■ Short exercise: Using the material below, copy every line where "JSON" appears.

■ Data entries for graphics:
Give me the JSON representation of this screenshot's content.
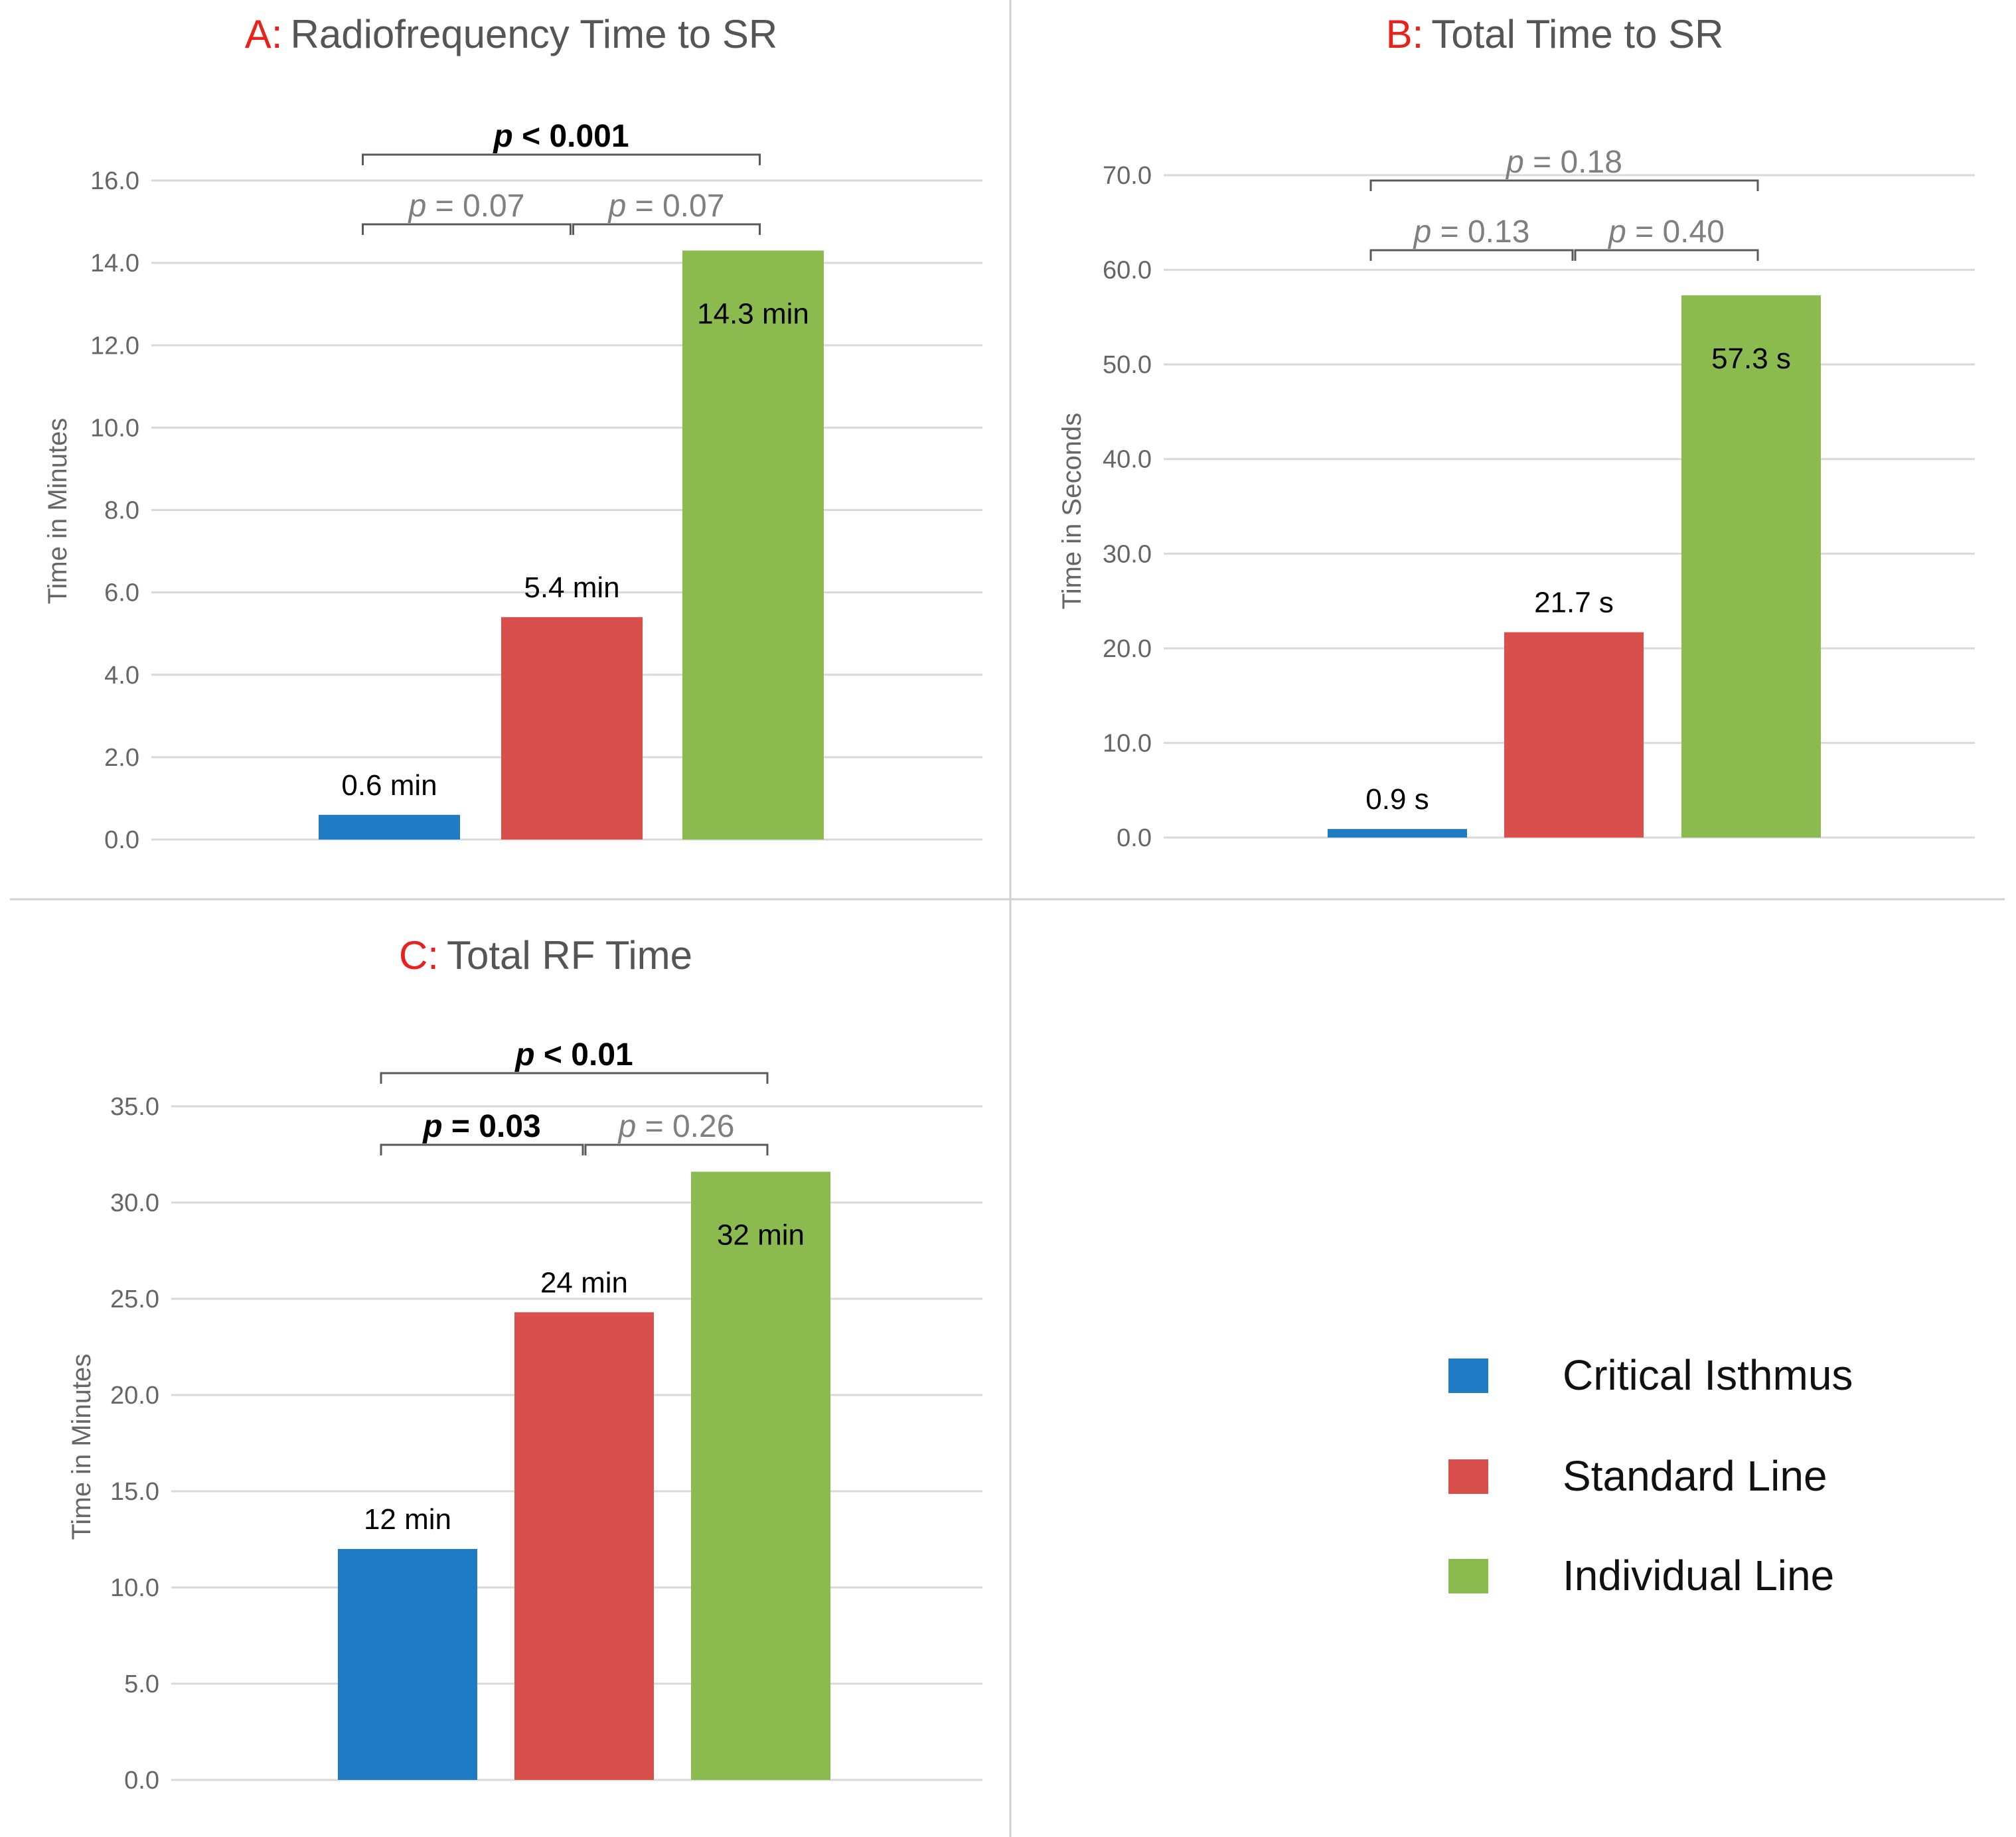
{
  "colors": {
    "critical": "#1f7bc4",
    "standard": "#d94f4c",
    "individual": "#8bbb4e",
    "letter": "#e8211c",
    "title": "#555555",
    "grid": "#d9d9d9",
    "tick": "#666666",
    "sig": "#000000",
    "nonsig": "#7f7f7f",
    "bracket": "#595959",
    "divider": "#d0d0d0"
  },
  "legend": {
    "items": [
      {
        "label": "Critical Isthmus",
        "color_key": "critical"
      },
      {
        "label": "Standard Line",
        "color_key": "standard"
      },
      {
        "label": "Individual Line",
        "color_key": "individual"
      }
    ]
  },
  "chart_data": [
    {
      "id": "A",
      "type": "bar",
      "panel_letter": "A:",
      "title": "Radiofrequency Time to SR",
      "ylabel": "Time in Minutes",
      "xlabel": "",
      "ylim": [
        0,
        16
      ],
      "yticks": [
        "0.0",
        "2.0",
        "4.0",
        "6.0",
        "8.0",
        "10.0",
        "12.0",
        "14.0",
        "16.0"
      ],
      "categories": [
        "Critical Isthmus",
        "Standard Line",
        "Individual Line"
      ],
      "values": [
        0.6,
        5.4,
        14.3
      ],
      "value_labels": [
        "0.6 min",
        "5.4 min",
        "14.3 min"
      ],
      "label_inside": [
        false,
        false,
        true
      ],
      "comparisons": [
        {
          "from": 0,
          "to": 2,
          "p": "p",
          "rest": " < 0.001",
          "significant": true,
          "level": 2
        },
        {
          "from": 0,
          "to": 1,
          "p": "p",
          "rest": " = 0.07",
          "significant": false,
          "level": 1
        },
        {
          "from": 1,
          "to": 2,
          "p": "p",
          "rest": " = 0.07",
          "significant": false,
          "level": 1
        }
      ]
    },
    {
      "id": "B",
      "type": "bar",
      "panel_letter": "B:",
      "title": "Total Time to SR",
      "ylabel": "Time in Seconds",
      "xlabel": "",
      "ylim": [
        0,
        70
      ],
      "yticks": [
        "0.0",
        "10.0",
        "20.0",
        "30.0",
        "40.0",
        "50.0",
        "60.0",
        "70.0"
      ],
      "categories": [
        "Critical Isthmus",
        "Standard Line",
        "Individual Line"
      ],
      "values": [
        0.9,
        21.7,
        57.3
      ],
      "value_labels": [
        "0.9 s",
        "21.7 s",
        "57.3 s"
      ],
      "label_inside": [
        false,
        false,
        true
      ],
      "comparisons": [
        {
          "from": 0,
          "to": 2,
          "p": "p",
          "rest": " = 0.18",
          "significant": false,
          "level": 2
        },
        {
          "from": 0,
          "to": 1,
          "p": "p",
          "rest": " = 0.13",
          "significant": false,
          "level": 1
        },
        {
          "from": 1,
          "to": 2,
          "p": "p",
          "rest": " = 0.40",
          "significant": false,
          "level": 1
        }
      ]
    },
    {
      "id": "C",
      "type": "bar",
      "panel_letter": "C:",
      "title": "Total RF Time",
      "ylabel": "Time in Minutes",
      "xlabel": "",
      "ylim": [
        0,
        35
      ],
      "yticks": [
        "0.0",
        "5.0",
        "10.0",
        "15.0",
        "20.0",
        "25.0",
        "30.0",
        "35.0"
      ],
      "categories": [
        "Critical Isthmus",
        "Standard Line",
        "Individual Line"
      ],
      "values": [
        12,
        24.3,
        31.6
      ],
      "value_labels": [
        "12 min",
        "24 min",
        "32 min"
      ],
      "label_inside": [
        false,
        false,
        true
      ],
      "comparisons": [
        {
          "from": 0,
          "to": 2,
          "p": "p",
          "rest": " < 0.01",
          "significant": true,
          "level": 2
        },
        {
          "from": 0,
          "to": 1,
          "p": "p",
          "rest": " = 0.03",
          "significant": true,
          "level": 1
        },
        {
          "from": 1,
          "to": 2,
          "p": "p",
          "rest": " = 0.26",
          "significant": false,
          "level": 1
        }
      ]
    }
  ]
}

* * *

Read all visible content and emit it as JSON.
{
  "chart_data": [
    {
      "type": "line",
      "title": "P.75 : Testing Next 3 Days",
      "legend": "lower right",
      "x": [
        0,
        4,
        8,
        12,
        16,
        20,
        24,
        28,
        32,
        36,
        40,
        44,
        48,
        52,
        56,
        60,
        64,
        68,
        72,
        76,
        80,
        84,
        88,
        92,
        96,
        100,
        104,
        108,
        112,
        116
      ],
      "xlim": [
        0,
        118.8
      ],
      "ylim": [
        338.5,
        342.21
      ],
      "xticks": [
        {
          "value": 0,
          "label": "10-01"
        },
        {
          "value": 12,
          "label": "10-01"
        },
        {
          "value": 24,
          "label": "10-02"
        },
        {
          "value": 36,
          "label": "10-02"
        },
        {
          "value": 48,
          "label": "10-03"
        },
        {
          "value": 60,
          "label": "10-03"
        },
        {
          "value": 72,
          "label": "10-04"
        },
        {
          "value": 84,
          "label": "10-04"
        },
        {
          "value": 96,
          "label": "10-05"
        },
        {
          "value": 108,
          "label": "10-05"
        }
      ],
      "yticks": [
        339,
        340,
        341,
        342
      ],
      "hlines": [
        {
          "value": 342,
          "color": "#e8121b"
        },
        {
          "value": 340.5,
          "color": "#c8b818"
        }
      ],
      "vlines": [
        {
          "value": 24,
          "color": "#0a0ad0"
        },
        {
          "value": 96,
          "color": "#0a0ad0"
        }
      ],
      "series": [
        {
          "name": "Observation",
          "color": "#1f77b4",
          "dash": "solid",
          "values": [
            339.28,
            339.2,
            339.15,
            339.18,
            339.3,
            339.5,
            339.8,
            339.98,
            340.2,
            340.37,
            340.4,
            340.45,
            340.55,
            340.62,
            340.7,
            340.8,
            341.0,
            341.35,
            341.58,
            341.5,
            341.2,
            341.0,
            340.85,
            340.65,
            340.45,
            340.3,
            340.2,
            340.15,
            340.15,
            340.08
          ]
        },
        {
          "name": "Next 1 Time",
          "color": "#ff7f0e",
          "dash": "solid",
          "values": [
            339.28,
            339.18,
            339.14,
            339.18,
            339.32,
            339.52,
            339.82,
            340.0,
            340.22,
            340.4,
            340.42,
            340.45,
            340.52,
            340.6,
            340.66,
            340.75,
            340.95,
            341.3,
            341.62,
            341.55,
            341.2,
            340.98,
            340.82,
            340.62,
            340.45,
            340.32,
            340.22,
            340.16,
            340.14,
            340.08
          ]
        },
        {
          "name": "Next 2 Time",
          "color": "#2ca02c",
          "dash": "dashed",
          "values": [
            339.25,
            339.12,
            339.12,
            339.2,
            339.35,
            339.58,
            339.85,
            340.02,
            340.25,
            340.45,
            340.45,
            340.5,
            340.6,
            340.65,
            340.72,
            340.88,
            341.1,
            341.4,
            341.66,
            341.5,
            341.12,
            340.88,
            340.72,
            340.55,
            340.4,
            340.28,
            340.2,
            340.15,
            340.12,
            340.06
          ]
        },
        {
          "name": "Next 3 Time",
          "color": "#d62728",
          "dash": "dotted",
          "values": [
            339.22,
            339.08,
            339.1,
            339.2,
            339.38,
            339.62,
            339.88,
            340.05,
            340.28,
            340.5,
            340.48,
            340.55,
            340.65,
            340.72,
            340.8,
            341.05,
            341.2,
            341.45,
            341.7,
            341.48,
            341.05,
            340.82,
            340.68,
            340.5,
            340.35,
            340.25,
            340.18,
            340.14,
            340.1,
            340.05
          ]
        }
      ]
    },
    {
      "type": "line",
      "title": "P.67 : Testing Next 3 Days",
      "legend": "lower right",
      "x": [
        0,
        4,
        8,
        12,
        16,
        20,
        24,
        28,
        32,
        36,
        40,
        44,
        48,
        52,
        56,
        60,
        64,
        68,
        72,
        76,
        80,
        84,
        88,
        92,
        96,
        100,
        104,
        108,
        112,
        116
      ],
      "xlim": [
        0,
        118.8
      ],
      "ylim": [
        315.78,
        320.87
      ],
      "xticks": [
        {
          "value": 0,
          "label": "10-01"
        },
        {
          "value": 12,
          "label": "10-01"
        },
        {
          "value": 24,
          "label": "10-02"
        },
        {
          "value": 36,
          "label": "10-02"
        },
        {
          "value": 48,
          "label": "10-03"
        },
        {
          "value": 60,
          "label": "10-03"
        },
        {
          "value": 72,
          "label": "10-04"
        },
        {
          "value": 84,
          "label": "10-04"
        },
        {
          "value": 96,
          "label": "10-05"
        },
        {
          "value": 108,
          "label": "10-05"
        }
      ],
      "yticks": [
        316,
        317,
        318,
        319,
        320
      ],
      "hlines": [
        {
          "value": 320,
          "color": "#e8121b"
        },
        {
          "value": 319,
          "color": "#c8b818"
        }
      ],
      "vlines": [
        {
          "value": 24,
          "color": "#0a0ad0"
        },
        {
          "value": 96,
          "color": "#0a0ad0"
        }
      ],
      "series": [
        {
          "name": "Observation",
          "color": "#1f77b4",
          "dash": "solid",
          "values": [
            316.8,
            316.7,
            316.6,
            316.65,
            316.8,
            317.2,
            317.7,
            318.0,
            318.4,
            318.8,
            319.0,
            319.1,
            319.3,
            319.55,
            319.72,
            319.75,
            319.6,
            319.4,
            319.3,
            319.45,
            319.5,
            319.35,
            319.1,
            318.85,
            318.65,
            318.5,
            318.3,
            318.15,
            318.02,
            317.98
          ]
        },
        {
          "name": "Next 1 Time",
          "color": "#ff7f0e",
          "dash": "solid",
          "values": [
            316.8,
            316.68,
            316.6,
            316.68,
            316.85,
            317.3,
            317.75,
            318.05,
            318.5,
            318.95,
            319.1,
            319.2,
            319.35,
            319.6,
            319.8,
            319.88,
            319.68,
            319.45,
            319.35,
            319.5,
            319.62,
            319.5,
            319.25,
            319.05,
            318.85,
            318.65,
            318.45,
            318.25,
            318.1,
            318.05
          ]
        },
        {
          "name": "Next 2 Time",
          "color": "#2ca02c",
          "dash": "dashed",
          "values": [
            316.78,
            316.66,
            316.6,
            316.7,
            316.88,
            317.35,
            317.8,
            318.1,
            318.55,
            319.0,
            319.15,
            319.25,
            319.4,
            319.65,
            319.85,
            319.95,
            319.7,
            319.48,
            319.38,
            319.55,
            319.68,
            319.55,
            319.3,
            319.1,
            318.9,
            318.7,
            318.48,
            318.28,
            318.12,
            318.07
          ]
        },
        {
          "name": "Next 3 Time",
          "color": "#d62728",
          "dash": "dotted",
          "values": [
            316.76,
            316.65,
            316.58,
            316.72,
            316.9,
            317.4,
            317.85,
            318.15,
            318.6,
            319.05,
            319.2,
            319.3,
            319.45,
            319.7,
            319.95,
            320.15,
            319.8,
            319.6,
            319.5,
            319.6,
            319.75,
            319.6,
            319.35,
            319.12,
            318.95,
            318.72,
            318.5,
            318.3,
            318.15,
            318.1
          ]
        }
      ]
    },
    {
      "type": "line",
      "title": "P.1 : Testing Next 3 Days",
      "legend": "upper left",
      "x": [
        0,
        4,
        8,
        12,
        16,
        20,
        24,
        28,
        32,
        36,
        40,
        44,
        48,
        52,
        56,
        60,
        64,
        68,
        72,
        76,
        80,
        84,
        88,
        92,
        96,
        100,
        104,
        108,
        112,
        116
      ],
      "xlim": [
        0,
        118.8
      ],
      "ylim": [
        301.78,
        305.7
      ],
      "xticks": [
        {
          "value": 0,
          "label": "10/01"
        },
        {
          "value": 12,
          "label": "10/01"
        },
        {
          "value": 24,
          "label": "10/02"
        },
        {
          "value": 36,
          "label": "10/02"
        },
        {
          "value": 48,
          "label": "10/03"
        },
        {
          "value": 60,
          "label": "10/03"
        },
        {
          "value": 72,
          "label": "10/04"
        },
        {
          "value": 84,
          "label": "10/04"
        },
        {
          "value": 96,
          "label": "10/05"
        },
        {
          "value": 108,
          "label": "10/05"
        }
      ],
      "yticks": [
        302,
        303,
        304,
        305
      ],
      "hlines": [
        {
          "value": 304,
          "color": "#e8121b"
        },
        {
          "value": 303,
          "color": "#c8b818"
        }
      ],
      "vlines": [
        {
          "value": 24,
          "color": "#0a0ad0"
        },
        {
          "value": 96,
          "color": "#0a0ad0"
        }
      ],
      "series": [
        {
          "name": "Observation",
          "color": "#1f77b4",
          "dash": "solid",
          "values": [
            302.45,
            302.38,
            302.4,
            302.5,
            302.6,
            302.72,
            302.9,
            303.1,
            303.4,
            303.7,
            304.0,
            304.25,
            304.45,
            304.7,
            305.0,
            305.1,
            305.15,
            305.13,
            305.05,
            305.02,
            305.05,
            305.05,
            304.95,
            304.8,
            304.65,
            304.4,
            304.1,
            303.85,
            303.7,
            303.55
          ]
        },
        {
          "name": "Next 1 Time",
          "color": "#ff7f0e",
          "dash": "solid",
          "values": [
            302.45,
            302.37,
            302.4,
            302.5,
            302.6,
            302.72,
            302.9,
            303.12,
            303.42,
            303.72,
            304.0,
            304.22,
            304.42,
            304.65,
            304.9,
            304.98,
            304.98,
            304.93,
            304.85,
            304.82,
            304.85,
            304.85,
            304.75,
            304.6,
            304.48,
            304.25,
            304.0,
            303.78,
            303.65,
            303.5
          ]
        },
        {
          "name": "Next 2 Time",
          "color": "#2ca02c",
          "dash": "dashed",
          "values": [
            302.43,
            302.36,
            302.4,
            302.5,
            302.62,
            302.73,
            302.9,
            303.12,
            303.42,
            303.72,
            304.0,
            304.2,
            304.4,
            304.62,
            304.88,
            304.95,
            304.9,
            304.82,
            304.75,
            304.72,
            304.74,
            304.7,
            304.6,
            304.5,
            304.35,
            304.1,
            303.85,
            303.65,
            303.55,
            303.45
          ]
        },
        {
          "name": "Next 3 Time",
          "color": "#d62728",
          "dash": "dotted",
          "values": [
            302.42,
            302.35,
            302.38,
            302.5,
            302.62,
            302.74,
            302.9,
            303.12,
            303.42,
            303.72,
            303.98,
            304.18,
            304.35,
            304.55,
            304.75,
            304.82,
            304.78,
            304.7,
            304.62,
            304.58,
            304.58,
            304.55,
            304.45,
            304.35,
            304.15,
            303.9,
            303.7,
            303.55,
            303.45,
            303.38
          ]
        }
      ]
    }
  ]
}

---

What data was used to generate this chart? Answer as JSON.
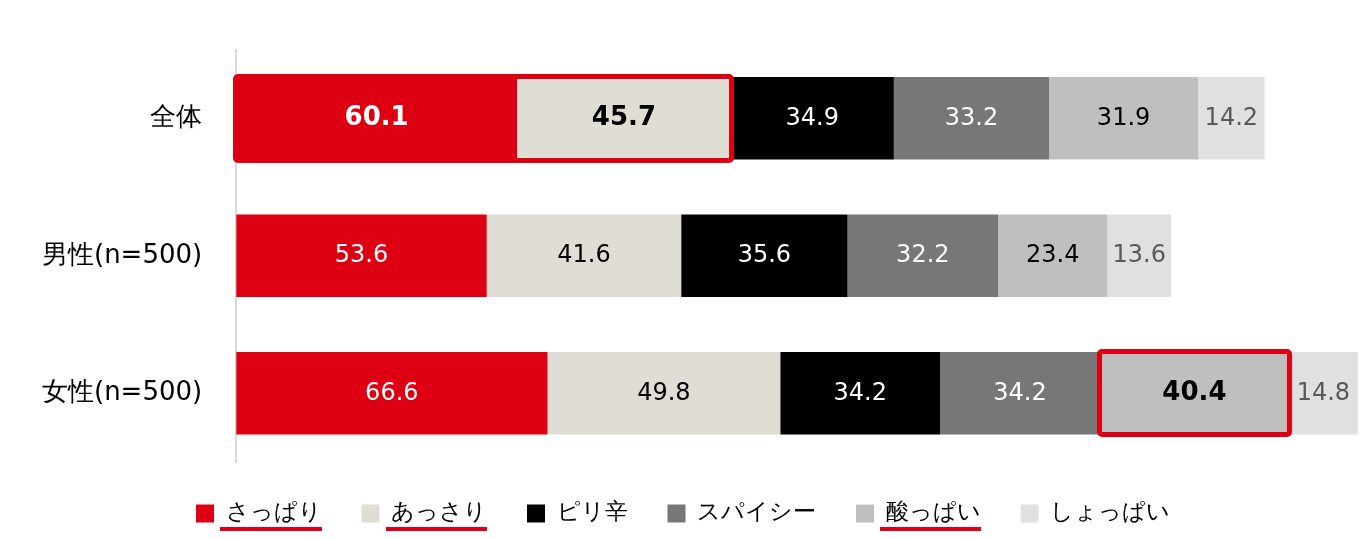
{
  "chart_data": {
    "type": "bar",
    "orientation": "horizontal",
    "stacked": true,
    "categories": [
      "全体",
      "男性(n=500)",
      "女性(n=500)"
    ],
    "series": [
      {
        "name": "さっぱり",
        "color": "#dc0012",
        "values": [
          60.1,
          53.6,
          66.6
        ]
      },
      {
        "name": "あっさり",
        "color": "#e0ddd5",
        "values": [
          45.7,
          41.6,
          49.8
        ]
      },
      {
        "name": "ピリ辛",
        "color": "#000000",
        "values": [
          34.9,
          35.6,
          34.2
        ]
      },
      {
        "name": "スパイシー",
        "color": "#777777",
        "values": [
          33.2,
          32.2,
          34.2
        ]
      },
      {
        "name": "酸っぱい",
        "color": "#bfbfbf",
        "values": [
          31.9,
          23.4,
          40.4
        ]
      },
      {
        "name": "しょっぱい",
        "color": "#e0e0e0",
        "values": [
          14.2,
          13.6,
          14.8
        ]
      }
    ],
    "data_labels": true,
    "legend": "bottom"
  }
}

■ Task output:
Give me the JSON representation of this screenshot's content.
Read all visible content and emit it as JSON.
What data was used to generate this chart? Answer as JSON.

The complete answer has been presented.